§ Your instructions:
Give nothing except the number of lines containing the word "white".

━━ Record set

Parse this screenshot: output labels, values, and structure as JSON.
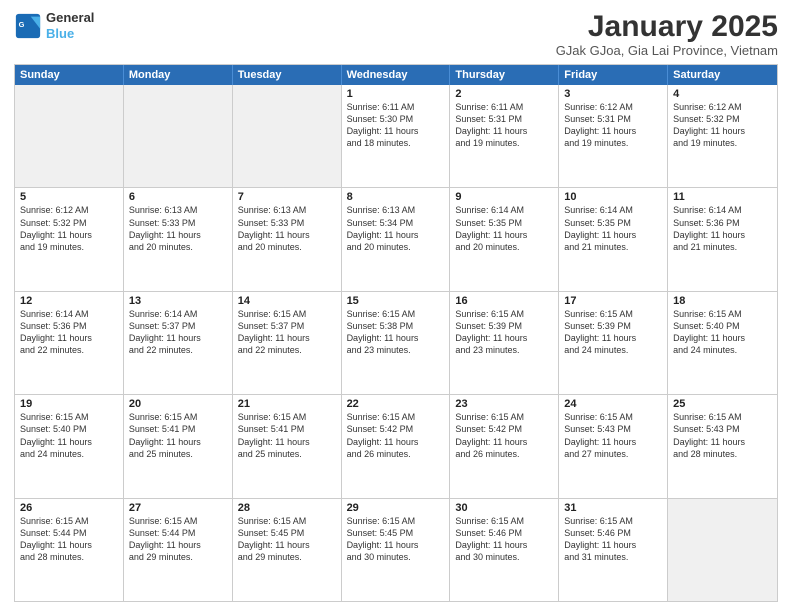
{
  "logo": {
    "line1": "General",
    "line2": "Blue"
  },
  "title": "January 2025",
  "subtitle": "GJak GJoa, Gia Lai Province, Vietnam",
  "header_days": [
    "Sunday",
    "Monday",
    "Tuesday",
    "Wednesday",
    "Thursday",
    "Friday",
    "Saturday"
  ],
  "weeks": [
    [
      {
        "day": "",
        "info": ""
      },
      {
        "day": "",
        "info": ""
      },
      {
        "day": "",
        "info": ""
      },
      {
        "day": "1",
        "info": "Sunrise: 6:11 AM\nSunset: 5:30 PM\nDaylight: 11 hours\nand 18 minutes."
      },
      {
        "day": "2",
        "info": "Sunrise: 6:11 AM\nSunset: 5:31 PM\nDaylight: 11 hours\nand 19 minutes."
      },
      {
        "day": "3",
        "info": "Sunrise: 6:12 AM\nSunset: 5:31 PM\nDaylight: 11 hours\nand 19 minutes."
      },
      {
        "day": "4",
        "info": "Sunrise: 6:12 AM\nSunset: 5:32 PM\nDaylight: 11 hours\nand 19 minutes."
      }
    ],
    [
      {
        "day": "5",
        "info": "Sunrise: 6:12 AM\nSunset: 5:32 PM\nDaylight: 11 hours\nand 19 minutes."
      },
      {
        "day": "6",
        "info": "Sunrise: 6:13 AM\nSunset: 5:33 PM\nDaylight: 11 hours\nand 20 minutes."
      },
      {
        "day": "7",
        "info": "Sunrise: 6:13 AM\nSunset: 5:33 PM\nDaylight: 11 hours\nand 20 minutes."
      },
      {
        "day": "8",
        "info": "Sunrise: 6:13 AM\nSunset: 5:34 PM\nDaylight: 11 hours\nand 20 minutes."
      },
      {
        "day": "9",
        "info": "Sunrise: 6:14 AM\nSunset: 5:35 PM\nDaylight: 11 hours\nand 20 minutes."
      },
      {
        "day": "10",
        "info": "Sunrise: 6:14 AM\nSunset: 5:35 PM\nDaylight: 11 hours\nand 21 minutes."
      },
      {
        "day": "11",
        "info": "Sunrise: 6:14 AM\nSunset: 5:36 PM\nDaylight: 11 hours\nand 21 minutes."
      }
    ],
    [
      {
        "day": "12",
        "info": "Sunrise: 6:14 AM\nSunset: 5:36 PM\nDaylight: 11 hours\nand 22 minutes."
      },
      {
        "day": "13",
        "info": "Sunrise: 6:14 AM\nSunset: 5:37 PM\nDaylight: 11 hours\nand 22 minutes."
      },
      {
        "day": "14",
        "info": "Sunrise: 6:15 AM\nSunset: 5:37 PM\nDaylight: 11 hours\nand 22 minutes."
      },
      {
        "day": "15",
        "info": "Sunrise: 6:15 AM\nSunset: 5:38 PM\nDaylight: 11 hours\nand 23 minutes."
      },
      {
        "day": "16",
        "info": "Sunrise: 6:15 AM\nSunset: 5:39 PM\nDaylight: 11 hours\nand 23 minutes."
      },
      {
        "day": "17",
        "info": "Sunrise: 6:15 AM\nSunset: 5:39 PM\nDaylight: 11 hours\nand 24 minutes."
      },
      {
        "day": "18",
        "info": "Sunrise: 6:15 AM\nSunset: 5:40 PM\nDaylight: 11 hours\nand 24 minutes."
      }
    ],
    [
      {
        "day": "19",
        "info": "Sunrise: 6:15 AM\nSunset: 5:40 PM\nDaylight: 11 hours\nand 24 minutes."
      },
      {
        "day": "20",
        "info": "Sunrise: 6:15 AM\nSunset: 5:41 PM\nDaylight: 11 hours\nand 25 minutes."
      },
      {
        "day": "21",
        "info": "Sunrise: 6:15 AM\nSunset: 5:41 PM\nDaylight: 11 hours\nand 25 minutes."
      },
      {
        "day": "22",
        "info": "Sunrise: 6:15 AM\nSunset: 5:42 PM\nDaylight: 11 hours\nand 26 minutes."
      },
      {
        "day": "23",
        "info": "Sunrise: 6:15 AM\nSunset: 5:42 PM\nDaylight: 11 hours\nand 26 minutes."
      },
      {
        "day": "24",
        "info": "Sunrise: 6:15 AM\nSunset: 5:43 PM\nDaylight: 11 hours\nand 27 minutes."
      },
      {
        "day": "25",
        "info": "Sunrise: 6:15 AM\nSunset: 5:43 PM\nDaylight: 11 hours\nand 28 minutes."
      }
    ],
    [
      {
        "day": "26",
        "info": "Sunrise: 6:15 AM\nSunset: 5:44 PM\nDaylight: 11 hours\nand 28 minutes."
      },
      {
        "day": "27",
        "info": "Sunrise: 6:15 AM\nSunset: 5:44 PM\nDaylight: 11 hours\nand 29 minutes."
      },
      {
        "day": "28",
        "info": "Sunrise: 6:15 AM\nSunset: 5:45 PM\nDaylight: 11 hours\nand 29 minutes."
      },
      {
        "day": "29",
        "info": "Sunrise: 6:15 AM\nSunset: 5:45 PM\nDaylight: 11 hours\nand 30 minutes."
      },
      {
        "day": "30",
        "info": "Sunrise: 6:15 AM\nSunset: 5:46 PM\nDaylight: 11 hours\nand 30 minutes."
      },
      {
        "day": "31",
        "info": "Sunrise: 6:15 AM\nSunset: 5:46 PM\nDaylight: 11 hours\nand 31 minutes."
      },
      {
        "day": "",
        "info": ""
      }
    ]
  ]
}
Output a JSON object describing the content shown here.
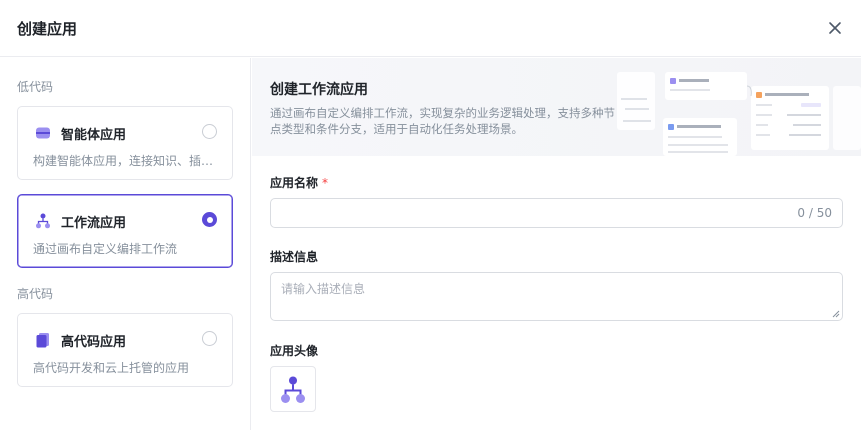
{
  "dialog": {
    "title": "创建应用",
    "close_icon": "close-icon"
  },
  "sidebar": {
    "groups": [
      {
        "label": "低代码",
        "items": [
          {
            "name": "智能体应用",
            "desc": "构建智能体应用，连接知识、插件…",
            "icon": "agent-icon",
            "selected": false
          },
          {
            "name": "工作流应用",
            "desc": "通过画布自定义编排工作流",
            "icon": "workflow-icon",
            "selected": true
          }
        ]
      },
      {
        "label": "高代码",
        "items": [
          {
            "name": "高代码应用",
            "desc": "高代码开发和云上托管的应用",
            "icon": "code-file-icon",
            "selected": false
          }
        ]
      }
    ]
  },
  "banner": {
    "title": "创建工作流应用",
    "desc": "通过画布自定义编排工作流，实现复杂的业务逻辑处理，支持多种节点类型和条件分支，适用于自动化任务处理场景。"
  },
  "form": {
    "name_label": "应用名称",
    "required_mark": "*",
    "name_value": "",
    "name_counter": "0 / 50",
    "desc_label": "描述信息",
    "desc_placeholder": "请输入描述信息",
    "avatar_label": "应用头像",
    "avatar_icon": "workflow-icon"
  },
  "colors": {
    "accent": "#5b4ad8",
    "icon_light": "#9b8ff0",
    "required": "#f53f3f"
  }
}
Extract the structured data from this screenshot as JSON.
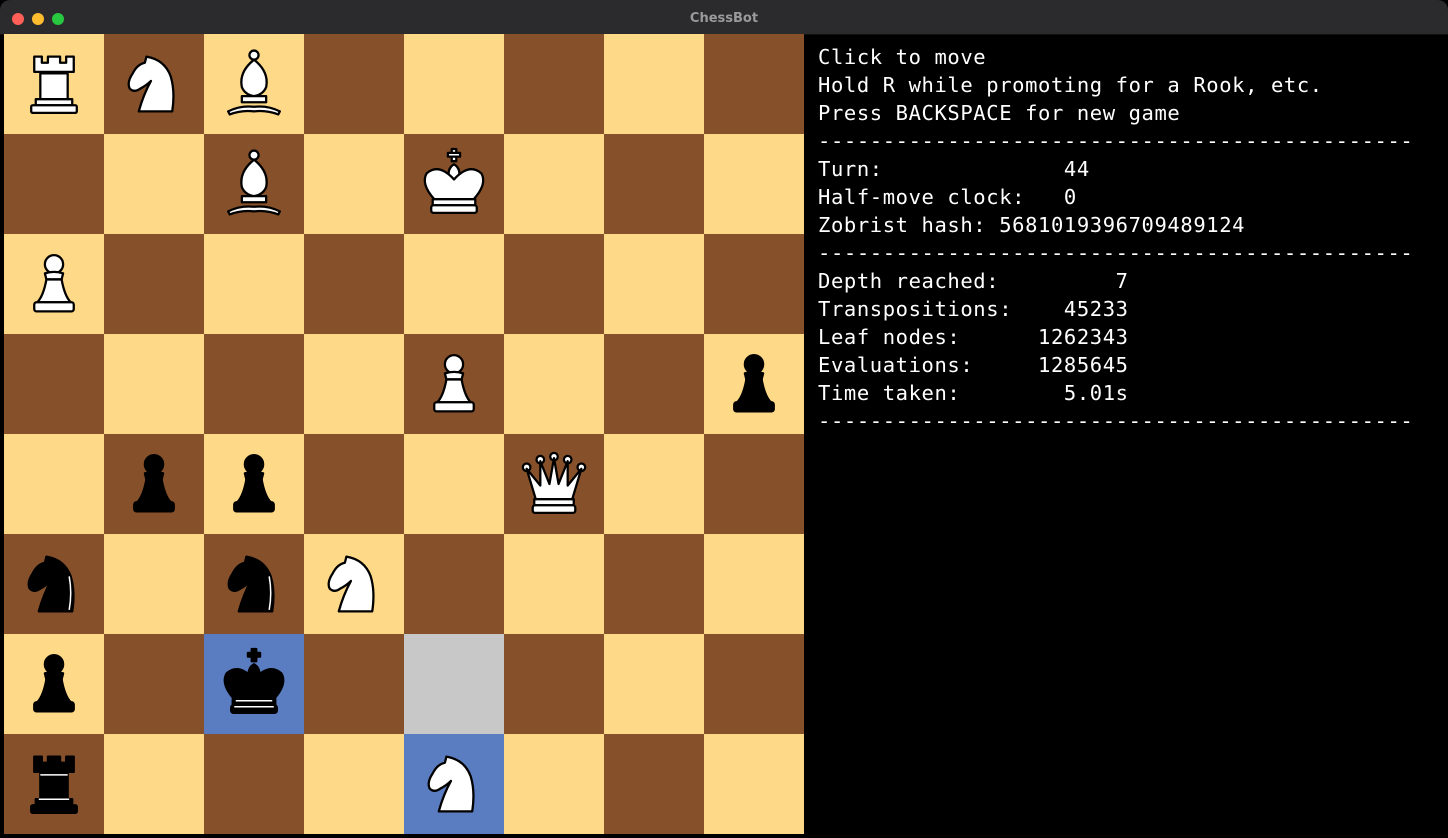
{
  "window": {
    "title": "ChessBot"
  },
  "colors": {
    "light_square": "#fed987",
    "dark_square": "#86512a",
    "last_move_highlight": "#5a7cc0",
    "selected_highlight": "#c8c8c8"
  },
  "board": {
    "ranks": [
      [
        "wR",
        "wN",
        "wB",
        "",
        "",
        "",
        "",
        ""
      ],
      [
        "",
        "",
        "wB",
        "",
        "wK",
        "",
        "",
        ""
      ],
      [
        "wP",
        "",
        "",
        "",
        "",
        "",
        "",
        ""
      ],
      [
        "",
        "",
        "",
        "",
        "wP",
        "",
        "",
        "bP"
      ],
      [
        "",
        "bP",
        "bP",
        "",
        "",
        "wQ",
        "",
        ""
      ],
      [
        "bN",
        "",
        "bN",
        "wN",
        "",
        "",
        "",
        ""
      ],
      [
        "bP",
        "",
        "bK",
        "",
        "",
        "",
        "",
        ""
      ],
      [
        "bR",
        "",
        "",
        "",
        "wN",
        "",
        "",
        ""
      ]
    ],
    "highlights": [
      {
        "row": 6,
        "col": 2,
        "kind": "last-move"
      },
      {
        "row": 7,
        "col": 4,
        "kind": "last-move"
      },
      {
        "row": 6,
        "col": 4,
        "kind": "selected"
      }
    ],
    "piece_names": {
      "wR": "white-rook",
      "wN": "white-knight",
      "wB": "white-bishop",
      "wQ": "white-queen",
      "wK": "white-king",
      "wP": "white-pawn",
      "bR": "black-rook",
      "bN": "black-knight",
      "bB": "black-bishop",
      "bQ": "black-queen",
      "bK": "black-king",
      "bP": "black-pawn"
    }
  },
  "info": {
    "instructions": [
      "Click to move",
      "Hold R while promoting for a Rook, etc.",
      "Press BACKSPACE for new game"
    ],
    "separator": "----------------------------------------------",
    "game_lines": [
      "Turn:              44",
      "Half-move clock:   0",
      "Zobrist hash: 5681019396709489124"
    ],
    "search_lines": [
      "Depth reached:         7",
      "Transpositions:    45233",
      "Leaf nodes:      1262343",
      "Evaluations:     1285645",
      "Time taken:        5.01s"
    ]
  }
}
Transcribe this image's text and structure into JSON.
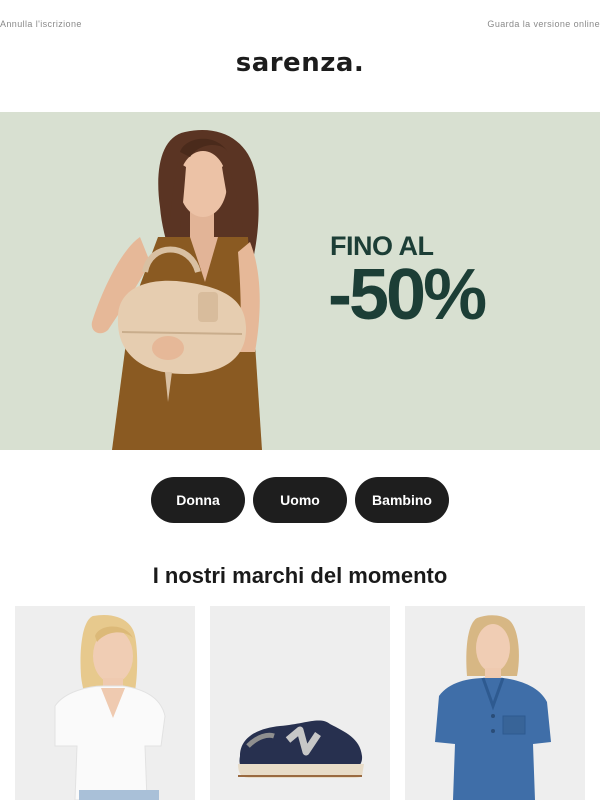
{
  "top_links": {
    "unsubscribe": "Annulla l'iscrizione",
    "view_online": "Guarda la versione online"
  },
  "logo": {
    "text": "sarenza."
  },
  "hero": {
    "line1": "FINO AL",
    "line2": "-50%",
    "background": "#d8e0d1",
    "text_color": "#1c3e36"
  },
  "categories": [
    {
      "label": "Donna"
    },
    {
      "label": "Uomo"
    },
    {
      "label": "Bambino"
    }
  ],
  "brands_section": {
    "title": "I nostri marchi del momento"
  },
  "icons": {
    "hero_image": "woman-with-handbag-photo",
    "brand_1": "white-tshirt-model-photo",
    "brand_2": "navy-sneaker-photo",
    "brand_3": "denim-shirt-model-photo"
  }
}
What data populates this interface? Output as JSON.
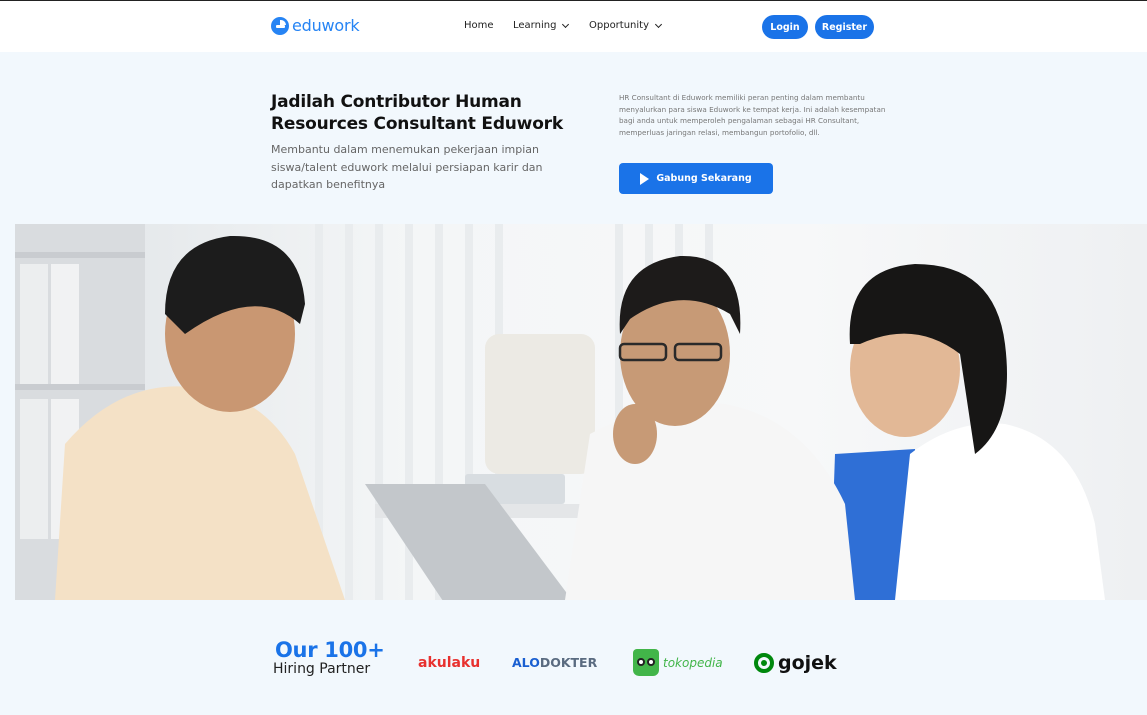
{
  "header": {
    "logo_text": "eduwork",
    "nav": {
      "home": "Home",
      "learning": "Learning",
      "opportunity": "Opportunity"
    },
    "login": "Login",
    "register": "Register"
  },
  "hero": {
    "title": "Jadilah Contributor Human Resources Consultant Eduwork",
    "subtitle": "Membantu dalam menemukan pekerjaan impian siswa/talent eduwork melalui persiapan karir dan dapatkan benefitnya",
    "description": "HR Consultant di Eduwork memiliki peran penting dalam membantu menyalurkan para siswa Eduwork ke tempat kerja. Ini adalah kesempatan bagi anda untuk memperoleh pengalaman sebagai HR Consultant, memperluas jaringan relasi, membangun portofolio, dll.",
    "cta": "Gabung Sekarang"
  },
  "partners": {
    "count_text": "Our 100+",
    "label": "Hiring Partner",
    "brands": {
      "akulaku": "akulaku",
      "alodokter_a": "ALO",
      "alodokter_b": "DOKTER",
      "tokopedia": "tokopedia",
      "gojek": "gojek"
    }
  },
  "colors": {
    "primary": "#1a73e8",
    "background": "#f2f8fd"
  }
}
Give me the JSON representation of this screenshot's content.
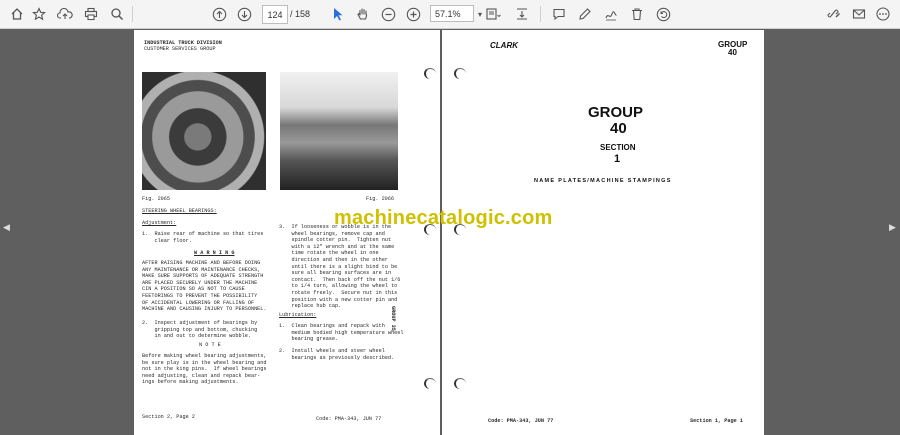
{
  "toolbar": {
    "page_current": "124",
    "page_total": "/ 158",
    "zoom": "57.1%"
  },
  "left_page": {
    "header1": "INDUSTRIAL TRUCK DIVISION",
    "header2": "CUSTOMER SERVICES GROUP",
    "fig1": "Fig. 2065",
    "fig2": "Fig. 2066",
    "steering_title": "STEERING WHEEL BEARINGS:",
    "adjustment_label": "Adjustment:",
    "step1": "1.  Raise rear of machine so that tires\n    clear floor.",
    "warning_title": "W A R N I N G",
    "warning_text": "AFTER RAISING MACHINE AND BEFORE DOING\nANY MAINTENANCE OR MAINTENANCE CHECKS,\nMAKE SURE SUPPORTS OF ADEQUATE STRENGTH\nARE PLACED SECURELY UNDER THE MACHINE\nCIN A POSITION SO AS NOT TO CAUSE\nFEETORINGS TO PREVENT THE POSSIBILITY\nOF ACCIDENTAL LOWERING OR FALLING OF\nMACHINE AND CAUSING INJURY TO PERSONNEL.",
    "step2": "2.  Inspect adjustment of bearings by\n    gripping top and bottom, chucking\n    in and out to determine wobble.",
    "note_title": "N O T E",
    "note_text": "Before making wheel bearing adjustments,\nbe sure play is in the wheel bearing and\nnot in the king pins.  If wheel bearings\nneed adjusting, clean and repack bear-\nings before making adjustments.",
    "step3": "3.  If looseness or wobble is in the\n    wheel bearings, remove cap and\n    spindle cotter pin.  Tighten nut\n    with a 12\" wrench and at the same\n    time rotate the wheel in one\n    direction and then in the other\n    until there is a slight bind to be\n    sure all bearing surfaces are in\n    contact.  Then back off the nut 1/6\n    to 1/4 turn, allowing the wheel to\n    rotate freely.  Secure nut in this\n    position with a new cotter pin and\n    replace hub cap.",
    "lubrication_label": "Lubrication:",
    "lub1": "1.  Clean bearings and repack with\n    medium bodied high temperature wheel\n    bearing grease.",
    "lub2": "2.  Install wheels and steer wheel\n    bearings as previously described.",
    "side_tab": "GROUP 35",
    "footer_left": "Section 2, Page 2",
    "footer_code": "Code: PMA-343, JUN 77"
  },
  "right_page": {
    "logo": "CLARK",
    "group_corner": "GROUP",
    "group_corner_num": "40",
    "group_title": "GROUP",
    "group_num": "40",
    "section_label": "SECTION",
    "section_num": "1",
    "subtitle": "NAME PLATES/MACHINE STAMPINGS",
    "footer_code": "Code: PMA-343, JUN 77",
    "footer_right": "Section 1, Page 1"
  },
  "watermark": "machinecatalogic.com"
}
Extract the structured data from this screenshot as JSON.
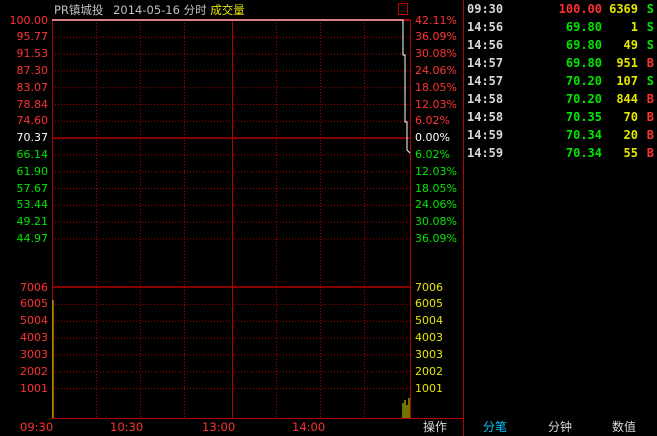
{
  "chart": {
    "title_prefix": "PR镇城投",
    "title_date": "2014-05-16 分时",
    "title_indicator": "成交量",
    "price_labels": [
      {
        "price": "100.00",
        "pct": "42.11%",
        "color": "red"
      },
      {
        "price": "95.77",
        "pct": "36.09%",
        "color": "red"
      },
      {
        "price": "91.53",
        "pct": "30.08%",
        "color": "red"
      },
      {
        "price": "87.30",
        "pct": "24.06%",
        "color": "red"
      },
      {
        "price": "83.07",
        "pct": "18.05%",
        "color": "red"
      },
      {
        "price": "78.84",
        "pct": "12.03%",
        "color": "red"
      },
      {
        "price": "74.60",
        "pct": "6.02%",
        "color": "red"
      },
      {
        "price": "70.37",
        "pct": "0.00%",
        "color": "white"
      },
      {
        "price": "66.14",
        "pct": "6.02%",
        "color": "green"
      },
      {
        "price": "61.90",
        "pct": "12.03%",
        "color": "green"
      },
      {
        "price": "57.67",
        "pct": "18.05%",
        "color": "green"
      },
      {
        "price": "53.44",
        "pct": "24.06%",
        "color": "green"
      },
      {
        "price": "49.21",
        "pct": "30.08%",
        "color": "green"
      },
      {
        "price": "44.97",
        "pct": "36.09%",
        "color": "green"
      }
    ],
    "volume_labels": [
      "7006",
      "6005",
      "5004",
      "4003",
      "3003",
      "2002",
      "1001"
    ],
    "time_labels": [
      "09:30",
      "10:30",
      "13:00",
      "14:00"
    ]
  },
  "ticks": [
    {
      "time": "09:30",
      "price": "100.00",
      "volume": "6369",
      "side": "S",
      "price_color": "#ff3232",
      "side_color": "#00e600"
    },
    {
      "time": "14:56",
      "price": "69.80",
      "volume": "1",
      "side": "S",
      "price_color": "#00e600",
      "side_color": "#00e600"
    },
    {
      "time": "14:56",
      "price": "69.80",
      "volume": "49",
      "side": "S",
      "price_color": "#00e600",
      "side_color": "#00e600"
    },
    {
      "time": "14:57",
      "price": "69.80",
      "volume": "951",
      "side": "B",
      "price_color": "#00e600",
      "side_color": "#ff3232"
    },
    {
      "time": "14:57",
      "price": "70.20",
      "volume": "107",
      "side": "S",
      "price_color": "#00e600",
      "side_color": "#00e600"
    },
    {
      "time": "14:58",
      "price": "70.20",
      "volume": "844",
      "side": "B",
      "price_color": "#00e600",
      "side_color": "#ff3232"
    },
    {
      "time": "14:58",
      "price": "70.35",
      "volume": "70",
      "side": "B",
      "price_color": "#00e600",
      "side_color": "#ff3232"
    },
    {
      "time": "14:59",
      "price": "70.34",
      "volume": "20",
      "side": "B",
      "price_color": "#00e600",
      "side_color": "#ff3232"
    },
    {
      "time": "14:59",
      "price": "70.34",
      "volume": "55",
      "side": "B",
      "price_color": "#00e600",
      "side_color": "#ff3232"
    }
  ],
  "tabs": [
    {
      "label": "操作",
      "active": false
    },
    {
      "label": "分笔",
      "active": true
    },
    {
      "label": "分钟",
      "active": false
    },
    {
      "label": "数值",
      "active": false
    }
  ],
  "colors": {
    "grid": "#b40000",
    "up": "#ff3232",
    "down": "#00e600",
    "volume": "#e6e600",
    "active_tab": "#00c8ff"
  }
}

━━━━

§ Solution for this exercise:
8